▸ TASK REQUIREMENTS: Your task is to repeat the entries exactly. Leave the pictures out.

▸ EXTRACTED RECORDS:
● ● ● ●
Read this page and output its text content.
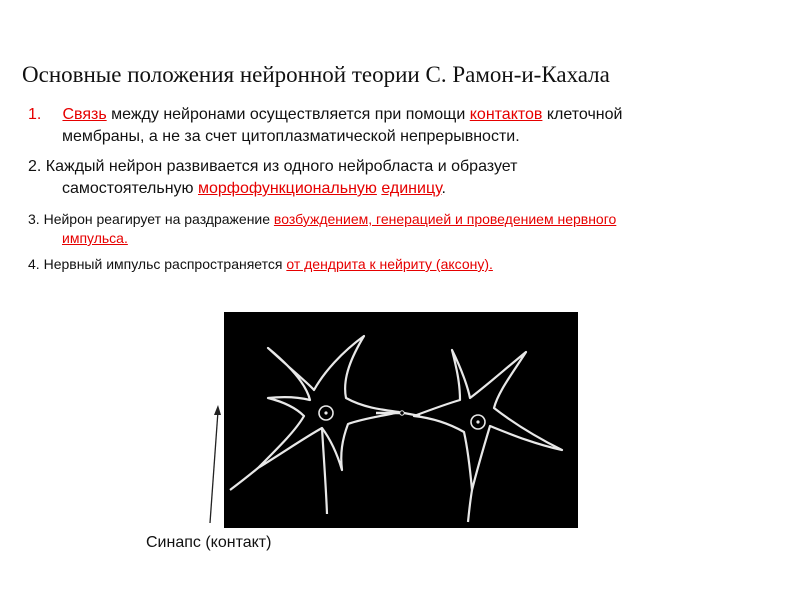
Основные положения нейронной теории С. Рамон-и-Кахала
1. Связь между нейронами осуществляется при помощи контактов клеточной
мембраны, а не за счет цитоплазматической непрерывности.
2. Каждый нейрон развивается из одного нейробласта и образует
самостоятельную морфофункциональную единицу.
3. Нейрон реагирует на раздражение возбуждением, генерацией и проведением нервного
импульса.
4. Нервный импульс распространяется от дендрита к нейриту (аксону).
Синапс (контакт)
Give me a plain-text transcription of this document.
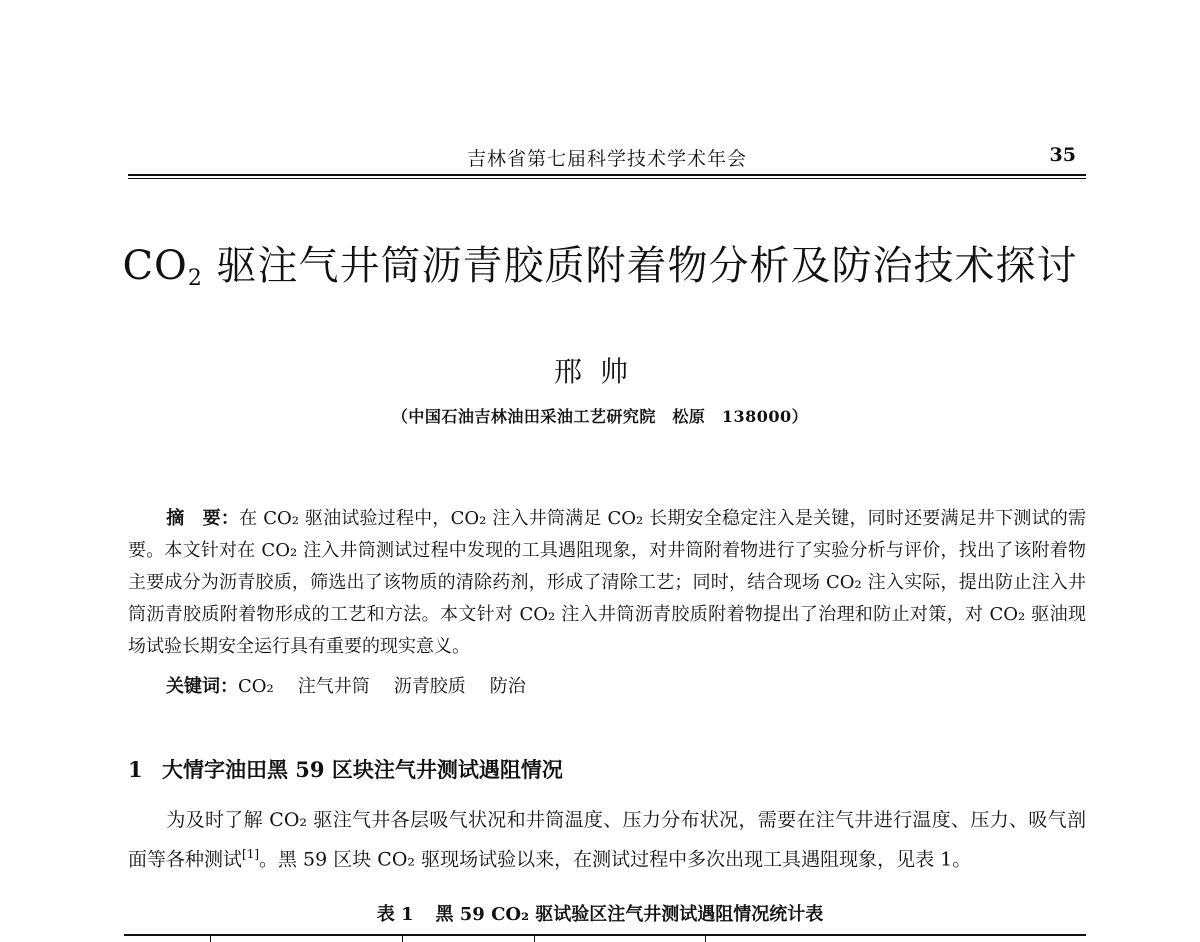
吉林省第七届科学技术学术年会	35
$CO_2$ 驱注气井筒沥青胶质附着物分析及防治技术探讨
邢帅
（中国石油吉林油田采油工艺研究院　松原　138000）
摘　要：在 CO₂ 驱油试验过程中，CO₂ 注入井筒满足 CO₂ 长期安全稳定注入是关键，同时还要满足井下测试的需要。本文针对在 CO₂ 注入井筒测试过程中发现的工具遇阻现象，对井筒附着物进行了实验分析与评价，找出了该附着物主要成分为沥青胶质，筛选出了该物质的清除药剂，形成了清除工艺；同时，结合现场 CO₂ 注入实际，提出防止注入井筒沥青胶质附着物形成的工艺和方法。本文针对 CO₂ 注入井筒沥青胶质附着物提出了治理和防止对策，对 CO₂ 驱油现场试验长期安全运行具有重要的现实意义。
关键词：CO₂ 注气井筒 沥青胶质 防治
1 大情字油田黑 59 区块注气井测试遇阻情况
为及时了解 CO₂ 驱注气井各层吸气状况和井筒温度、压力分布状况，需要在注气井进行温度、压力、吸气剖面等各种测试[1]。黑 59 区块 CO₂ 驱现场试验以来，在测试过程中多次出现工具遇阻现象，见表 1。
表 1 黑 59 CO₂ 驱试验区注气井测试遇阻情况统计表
● ● ● ●
▸ EXERCISE RESPONSE:
Read this page and output its text content.
Основные положения нейронной теории С. Рамон-и-Кахала
1. Связь между нейронами осуществляется при помощи контактов клеточной
мембраны, а не за счет цитоплазматической непрерывности.
2. Каждый нейрон развивается из одного нейробласта и образует
самостоятельную морфофункциональную единицу.
3. Нейрон реагирует на раздражение возбуждением, генерацией и проведением нервного
импульса.
4. Нервный импульс распространяется от дендрита к нейриту (аксону).
Синапс (контакт)
Give me a plain-text transcription of this document.
吉林省第七届科学技术学术年会	35
$CO_2$ 驱注气井筒沥青胶质附着物分析及防治技术探讨
邢帅
（中国石油吉林油田采油工艺研究院　松原　138000）
摘　要：在 CO₂ 驱油试验过程中，CO₂ 注入井筒满足 CO₂ 长期安全稳定注入是关键，同时还要满足井下测试的需要。本文针对在 CO₂ 注入井筒测试过程中发现的工具遇阻现象，对井筒附着物进行了实验分析与评价，找出了该附着物主要成分为沥青胶质，筛选出了该物质的清除药剂，形成了清除工艺；同时，结合现场 CO₂ 注入实际，提出防止注入井筒沥青胶质附着物形成的工艺和方法。本文针对 CO₂ 注入井筒沥青胶质附着物提出了治理和防止对策，对 CO₂ 驱油现场试验长期安全运行具有重要的现实意义。
关键词：CO₂ 注气井筒 沥青胶质 防治
1 大情字油田黑 59 区块注气井测试遇阻情况
为及时了解 CO₂ 驱注气井各层吸气状况和井筒温度、压力分布状况，需要在注气井进行温度、压力、吸气剖面等各种测试[1]。黑 59 区块 CO₂ 驱现场试验以来，在测试过程中多次出现工具遇阻现象，见表 1。
表 1 黑 59 CO₂ 驱试验区注气井测试遇阻情况统计表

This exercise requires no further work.